> _TASK DIRECTIONS_: From the entries below, count every line that contains the word "Установка". Please give the number and nothing else.

>> Begin DATA FOR THIS TASK

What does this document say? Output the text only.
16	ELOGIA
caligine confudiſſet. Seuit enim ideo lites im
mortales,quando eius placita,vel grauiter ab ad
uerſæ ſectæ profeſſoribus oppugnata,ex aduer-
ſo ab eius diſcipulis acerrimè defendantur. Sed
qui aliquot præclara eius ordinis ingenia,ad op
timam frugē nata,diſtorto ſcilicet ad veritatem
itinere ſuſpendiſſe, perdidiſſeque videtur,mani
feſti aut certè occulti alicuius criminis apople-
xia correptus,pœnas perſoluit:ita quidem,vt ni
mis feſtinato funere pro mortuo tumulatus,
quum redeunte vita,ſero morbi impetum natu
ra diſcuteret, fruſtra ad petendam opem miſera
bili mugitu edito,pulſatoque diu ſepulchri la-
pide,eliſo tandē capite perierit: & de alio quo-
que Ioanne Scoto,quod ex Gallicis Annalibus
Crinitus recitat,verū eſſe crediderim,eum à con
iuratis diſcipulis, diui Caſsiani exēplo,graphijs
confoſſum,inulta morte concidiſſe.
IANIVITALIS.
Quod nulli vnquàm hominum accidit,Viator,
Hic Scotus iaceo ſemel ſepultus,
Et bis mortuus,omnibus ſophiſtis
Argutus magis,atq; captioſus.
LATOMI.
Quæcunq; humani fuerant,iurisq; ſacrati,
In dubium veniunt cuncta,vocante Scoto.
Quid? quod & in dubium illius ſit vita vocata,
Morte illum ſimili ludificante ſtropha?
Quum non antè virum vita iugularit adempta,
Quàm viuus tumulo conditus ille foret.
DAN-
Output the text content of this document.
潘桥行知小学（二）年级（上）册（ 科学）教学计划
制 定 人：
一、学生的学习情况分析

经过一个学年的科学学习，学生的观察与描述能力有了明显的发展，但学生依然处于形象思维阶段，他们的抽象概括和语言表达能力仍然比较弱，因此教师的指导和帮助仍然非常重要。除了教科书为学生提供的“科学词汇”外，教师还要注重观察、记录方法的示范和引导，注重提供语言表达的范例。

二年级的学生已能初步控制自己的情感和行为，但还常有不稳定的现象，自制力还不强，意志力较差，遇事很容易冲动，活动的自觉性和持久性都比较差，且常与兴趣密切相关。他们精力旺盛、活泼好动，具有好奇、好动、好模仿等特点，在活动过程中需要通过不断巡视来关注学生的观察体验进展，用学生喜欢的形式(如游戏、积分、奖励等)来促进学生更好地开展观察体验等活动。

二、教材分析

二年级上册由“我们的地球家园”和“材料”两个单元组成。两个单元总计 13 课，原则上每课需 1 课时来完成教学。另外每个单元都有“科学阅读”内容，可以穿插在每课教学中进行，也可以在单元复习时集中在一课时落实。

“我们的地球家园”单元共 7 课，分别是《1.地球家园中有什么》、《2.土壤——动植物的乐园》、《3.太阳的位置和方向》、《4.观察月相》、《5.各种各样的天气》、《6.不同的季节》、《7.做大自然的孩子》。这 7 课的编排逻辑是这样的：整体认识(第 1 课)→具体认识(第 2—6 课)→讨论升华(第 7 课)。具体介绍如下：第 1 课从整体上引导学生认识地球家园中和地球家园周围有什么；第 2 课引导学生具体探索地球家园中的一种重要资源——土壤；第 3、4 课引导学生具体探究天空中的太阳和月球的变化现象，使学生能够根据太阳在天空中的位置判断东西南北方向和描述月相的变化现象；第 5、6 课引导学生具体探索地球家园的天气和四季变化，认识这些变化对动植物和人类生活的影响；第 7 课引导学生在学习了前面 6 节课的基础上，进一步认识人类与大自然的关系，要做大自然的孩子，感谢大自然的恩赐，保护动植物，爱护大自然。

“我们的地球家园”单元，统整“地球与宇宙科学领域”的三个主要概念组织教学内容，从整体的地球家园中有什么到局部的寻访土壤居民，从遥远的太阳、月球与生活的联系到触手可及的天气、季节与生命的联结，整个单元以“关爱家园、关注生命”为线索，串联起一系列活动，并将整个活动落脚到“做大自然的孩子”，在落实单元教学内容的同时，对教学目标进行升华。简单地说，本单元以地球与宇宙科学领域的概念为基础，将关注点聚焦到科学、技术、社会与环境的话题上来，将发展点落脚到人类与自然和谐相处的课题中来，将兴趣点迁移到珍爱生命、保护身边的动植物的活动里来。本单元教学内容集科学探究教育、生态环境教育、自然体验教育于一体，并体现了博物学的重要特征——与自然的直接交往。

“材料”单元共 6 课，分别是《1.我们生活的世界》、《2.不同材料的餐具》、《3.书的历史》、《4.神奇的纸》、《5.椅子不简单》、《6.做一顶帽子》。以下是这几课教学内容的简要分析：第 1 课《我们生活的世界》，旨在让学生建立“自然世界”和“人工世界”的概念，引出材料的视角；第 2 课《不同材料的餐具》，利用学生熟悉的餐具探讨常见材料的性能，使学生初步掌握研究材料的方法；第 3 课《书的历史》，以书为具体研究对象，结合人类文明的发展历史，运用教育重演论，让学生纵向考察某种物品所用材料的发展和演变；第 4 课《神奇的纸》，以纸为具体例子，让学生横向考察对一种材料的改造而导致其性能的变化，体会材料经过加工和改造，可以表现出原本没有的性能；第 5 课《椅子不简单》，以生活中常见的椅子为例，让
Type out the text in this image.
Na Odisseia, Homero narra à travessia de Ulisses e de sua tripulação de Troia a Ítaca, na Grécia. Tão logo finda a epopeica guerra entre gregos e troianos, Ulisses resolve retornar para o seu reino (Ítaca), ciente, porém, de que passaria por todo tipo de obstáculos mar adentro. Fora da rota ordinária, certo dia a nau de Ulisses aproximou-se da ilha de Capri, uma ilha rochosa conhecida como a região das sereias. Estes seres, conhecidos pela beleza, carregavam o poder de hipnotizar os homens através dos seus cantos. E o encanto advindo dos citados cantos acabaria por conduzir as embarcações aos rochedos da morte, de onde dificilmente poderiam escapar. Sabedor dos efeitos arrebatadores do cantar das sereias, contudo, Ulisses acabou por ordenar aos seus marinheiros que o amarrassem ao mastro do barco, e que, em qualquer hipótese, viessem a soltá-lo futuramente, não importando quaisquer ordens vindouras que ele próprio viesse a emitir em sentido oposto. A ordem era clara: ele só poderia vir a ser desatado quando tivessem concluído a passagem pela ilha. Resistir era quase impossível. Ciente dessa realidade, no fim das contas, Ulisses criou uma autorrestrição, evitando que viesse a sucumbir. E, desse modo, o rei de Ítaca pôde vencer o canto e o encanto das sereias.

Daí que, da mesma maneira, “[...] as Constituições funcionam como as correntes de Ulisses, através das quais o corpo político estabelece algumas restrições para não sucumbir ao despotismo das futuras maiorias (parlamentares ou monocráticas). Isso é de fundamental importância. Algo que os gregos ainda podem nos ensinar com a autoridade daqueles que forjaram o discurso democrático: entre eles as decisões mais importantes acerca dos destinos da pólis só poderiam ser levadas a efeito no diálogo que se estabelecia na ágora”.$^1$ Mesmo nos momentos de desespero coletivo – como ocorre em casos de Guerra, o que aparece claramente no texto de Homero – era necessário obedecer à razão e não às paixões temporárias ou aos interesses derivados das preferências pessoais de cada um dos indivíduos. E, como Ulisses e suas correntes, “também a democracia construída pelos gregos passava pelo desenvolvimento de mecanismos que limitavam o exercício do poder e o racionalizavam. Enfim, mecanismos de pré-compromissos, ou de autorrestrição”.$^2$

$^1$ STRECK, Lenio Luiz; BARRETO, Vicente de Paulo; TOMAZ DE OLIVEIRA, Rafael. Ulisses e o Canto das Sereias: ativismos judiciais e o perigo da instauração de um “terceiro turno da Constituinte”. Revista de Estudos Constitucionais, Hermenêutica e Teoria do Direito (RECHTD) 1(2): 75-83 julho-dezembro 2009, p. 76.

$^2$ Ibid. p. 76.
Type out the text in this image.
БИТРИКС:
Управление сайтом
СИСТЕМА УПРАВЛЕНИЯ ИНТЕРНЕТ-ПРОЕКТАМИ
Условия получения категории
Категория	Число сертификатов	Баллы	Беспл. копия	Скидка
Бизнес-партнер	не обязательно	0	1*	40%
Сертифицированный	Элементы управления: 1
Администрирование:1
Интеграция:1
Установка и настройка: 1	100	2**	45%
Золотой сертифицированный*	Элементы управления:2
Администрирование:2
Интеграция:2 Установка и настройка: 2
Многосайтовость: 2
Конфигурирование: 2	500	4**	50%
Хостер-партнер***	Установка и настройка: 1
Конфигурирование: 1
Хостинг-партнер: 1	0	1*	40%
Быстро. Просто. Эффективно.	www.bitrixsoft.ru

>> End DATA FOR THIS TASK

> _RESULT FOR THIS EXERCISE_: 3